Exercise instructions: Which lines hold the word "Prace"? Copy each one.

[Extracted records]
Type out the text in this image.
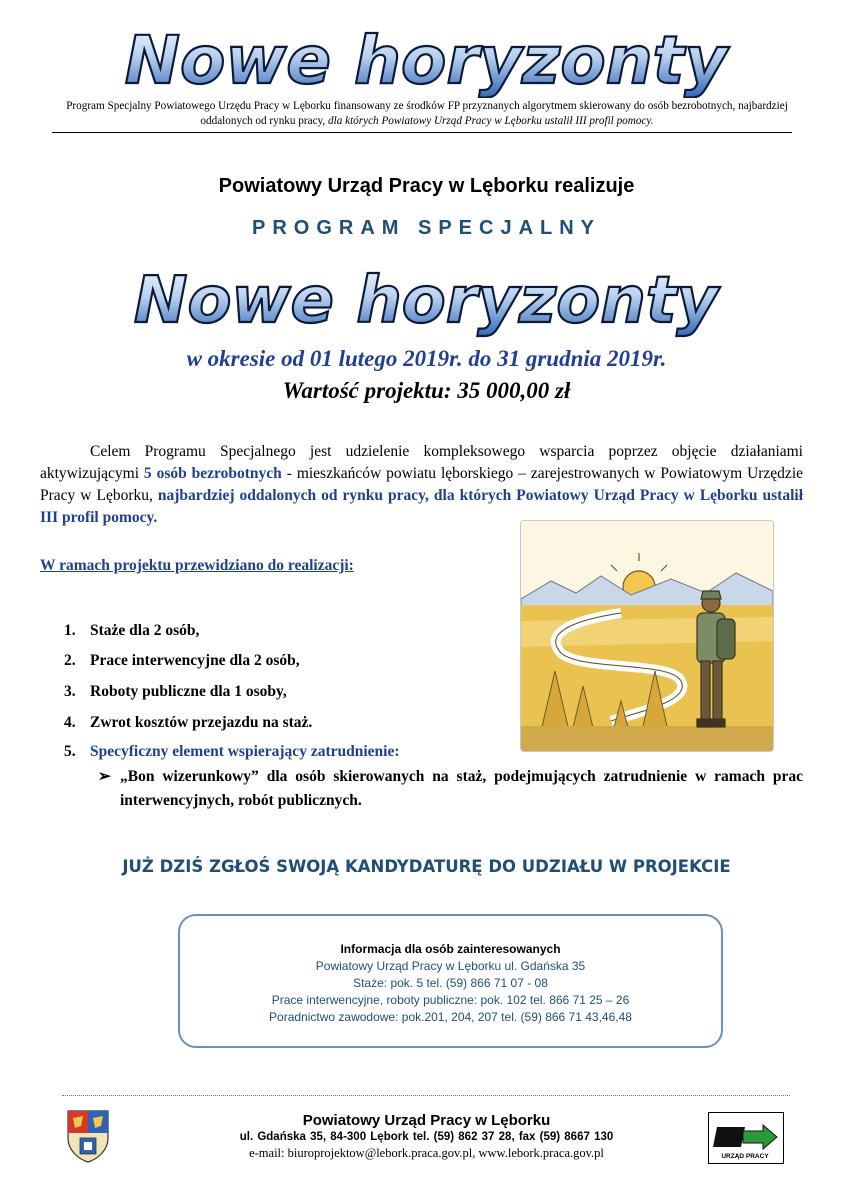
Nowe horyzonty
Program Specjalny Powiatowego Urzędu Pracy w Lęborku finansowany ze środków FP przyznanych algorytmem skierowany do osób bezrobotnych, najbardziej oddalonych od rynku pracy, dla których Powiatowy Urząd Pracy w Lęborku ustalił III profil pomocy.
Powiatowy Urząd Pracy w Lęborku realizuje
PROGRAM SPECJALNY
Nowe horyzonty
w okresie od 01 lutego 2019r. do 31 grudnia 2019r.
Wartość projektu: 35 000,00 zł
Celem Programu Specjalnego jest udzielenie kompleksowego wsparcia poprzez objęcie działaniami aktywizującymi 5 osób bezrobotnych - mieszkańców powiatu lęborskiego – zarejestrowanych w Powiatowym Urzędzie Pracy w Lęborku, najbardziej oddalonych od rynku pracy, dla których Powiatowy Urząd Pracy w Lęborku ustalił III profil pomocy.
W ramach projektu przewidziano do realizacji:
1. Staże dla 2 osób,
2. Prace interwencyjne dla 2 osób,
3. Roboty publiczne dla 1 osoby,
4. Zwrot kosztów przejazdu na staż.
5. Specyficzny element wspierający zatrudnienie:
➢ „Bon wizerunkowy” dla osób skierowanych na staż, podejmujących zatrudnienie w ramach prac interwencyjnych, robót publicznych.
JUŻ DZIŚ ZGŁOŚ SWOJĄ KANDYDATURĘ DO UDZIAŁU W PROJEKCIE
Informacja dla osób zainteresowanych
Powiatowy Urząd Pracy w Lęborku ul. Gdańska 35
Staże: pok. 5 tel. (59) 866 71 07 - 08
Prace interwencyjne, roboty publiczne: pok. 102 tel. 866 71 25 – 26
Poradnictwo zawodowe: pok.201, 204, 207 tel. (59) 866 71 43,46,48
Powiatowy Urząd Pracy w Lęborku
ul. Gdańska 35, 84-300 Lębork tel. (59) 862 37 28, fax (59) 8667 130
e-mail: biuroprojektow@lebork.praca.gov.pl, www.lebork.praca.gov.pl	URZĄD PRACY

Result:
2. Prace interwencyjne dla 2 osób,
Prace interwencyjne, roboty publiczne: pok. 102 tel. 866 71 25 – 26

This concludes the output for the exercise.